**Data to use:**
--

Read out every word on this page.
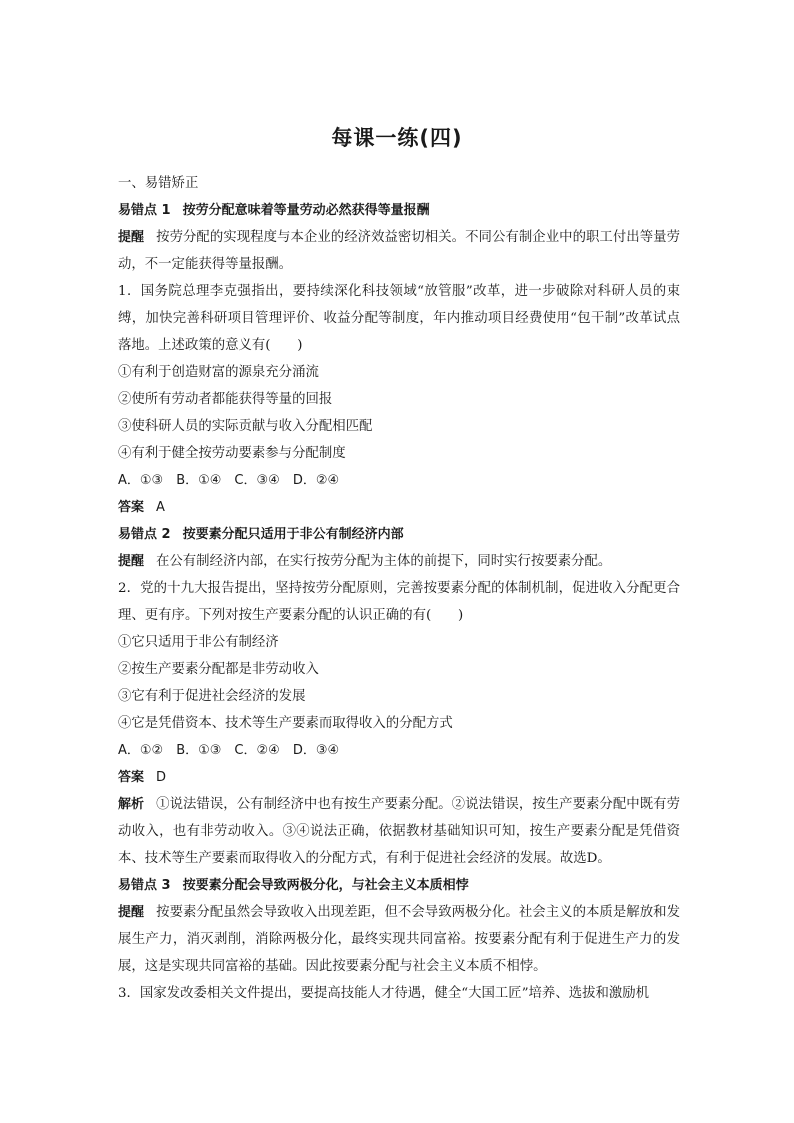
每课一练(四)
一、易错矫正
易错点 1 按劳分配意味着等量劳动必然获得等量报酬
提醒 按劳分配的实现程度与本企业的经济效益密切相关。不同公有制企业中的职工付出等量劳动，不一定能获得等量报酬。
1．国务院总理李克强指出，要持续深化科技领域“放管服”改革，进一步破除对科研人员的束缚，加快完善科研项目管理评价、收益分配等制度，年内推动项目经费使用“包干制”改革试点落地。上述政策的意义有(　　)
①有利于创造财富的源泉充分涌流
②使所有劳动者都能获得等量的回报
③使科研人员的实际贡献与收入分配相匹配
④有利于健全按劳动要素参与分配制度
A．①③　B．①④　C．③④　D．②④
答案 A
易错点 2 按要素分配只适用于非公有制经济内部
提醒 在公有制经济内部，在实行按劳分配为主体的前提下，同时实行按要素分配。
2．党的十九大报告提出，坚持按劳分配原则，完善按要素分配的体制机制，促进收入分配更合理、更有序。下列对按生产要素分配的认识正确的有(　　)
①它只适用于非公有制经济
②按生产要素分配都是非劳动收入
③它有利于促进社会经济的发展
④它是凭借资本、技术等生产要素而取得收入的分配方式
A．①②　B．①③　C．②④　D．③④
答案 D
解析 ①说法错误，公有制经济中也有按生产要素分配。②说法错误，按生产要素分配中既有劳动收入，也有非劳动收入。③④说法正确，依据教材基础知识可知，按生产要素分配是凭借资本、技术等生产要素而取得收入的分配方式，有利于促进社会经济的发展。故选D。
易错点 3 按要素分配会导致两极分化，与社会主义本质相悖
提醒 按要素分配虽然会导致收入出现差距，但不会导致两极分化。社会主义的本质是解放和发展生产力，消灭剥削，消除两极分化，最终实现共同富裕。按要素分配有利于促进生产力的发展，这是实现共同富裕的基础。因此按要素分配与社会主义本质不相悖。
3．国家发改委相关文件提出，要提高技能人才待遇，健全“大国工匠”培养、选拔和激励机
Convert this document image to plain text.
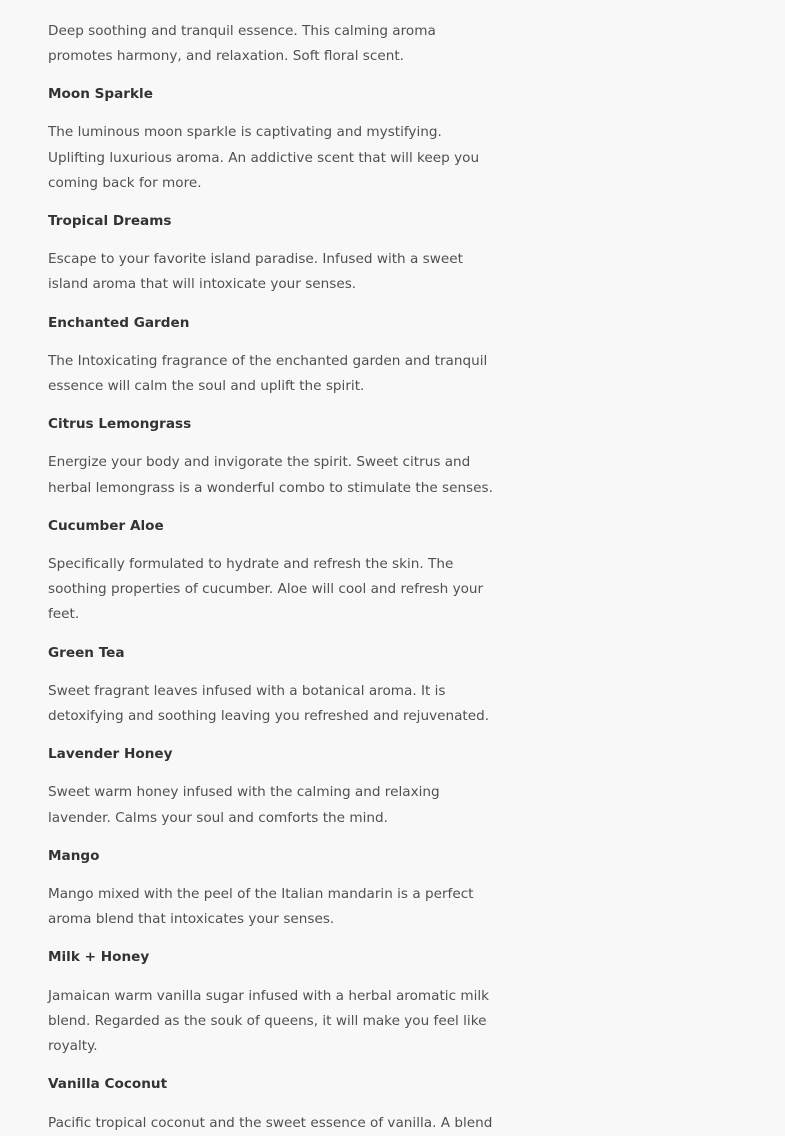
Deep soothing and tranquil essence. This calming aroma promotes harmony, and relaxation. Soft floral scent.

Moon Sparkle

The luminous moon sparkle is captivating and mystifying. Uplifting luxurious aroma. An addictive scent that will keep you coming back for more.

Tropical Dreams

Escape to your favorite island paradise. Infused with a sweet island aroma that will intoxicate your senses.

Enchanted Garden

The Intoxicating fragrance of the enchanted garden and tranquil essence will calm the soul and uplift the spirit.

Citrus Lemongrass

Energize your body and invigorate the spirit. Sweet citrus and herbal lemongrass is a wonderful combo to stimulate the senses.

Cucumber Aloe

Specifically formulated to hydrate and refresh the skin. The soothing properties of cucumber. Aloe will cool and refresh your feet.

Green Tea

Sweet fragrant leaves infused with a botanical aroma. It is detoxifying and soothing leaving you refreshed and rejuvenated.

Lavender Honey

Sweet warm honey infused with the calming and relaxing lavender. Calms your soul and comforts the mind.

Mango

Mango mixed with the peel of the Italian mandarin is a perfect aroma blend that intoxicates your senses.

Milk + Honey

Jamaican warm vanilla sugar infused with a herbal aromatic milk blend. Regarded as the souk of queens, it will make you feel like royalty.

Vanilla Coconut

Pacific tropical coconut and the sweet essence of vanilla. A blend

--

**Task to complete:**
Counting only lines of the data above that hold "soothing", report the total and nothing else.

**Output below:**
3